TO BE DONE: Copy out each line of the material below with no changes.

(Collected data)
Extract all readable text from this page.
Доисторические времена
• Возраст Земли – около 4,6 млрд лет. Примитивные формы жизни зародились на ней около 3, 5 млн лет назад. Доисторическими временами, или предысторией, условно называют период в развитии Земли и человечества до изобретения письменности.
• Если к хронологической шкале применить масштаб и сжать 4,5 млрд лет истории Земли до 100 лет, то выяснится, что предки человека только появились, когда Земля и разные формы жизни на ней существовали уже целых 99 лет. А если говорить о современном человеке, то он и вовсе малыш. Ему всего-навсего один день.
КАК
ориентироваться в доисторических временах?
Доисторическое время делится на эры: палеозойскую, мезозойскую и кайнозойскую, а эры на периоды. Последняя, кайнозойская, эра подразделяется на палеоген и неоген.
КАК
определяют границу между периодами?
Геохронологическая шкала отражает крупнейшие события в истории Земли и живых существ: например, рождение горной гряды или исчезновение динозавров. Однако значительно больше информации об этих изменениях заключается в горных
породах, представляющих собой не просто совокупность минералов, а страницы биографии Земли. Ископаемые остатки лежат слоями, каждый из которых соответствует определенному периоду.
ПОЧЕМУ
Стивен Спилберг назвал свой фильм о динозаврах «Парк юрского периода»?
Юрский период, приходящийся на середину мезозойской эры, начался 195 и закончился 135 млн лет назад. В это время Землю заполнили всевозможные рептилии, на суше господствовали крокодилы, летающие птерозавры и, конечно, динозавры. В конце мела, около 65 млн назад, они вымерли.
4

CORRECT OUTPUT:
Extract all readable text from this page.
Доисторические времена
• Возраст Земли – около 4,6 млрд лет. Примитивные формы жизни зародились на ней около 3, 5 млн лет назад. Доисторическими временами, или предысторией, условно называют период в развитии Земли и человечества до изобретения письменности.
• Если к хронологической шкале применить масштаб и сжать 4,5 млрд лет истории Земли до 100 лет, то выяснится, что предки человека только появились, когда Земля и разные формы жизни на ней существовали уже целых 99 лет. А если говорить о современном человеке, то он и вовсе малыш. Ему всего-навсего один день.
КАК
ориентироваться в доисторических временах?
Доисторическое время делится на эры: палеозойскую, мезозойскую и кайнозойскую, а эры на периоды. Последняя, кайнозойская, эра подразделяется на палеоген и неоген.
КАК
определяют границу между периодами?
Геохронологическая шкала отражает крупнейшие события в истории Земли и живых существ: например, рождение горной гряды или исчезновение динозавров. Однако значительно больше информации об этих изменениях заключается в горных
породах, представляющих собой не просто совокупность минералов, а страницы биографии Земли. Ископаемые остатки лежат слоями, каждый из которых соответствует определенному периоду.
ПОЧЕМУ
Стивен Спилберг назвал свой фильм о динозаврах «Парк юрского периода»?
Юрский период, приходящийся на середину мезозойской эры, начался 195 и закончился 135 млн лет назад. В это время Землю заполнили всевозможные рептилии, на суше господствовали крокодилы, летающие птерозавры и, конечно, динозавры. В конце мела, около 65 млн назад, они вымерли.
4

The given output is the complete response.